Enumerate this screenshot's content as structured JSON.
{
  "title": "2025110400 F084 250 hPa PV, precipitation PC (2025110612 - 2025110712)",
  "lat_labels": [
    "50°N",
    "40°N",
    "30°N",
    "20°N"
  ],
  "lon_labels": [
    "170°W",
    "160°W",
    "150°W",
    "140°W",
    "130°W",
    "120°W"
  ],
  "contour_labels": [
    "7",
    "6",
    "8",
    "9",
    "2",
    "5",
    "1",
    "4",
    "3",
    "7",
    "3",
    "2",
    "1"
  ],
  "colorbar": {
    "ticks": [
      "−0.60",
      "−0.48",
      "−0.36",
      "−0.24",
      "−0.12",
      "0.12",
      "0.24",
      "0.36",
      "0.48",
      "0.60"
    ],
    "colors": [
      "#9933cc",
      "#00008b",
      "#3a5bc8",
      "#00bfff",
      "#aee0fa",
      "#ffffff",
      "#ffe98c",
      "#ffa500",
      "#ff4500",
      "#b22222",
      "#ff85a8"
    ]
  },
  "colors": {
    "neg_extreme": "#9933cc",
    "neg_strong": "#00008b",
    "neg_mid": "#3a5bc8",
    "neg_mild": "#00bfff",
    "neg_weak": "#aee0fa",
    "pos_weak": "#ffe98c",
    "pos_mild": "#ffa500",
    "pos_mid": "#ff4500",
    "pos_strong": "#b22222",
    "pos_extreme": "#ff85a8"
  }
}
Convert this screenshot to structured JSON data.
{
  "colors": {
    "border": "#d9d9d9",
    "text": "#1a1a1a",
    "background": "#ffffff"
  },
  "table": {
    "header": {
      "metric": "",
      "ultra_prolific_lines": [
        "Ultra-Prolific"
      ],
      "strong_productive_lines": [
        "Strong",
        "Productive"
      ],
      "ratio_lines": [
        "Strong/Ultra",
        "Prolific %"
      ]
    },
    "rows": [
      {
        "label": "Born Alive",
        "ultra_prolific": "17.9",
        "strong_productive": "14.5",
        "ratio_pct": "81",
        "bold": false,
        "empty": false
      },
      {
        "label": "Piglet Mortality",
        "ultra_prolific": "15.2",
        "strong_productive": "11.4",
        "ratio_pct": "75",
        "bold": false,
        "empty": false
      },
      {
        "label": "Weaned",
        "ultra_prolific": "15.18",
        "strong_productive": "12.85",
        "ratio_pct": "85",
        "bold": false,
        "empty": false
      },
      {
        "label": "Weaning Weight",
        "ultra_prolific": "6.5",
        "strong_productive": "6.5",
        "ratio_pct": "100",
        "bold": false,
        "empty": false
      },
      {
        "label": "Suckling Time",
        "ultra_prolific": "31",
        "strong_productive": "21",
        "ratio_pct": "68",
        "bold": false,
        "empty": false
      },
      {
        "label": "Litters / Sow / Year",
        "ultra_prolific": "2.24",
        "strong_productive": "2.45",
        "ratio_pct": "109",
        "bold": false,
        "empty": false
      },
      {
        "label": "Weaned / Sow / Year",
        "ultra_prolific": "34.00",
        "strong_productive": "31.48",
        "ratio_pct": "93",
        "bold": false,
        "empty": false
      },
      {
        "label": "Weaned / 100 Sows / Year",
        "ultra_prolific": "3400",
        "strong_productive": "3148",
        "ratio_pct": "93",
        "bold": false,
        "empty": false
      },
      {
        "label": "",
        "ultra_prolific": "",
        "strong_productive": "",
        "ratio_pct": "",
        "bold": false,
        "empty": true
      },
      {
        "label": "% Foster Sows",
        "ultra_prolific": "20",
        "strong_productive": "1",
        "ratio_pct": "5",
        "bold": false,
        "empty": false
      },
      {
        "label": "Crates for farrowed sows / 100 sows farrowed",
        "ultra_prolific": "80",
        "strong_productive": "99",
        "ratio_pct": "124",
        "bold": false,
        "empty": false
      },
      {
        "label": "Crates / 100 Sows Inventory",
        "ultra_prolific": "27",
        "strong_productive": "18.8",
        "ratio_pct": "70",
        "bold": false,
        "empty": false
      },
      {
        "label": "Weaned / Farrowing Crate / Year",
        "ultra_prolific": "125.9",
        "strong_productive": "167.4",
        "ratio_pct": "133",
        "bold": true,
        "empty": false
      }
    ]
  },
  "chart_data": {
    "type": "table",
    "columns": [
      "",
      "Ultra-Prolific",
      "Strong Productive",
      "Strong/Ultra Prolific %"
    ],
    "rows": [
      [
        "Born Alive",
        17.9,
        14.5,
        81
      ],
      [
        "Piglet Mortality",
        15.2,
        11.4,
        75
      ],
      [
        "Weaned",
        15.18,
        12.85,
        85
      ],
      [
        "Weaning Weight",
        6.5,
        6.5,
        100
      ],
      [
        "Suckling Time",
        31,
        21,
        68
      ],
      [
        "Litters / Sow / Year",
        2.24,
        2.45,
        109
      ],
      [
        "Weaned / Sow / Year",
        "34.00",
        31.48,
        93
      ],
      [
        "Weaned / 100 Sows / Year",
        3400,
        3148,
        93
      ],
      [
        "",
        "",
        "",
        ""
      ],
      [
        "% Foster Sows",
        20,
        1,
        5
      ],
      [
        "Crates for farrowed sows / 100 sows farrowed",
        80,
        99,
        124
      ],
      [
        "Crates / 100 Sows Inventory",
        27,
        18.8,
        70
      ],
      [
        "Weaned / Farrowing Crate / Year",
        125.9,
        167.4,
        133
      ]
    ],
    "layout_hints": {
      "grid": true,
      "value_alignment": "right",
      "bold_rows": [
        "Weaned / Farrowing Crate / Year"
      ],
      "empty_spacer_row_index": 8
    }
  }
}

= = = = =

## TO BE DONE
Check every line of the records above for the string "structured" and say how many contain it, giving the number alone.

## ANSWER TO THE TASK
2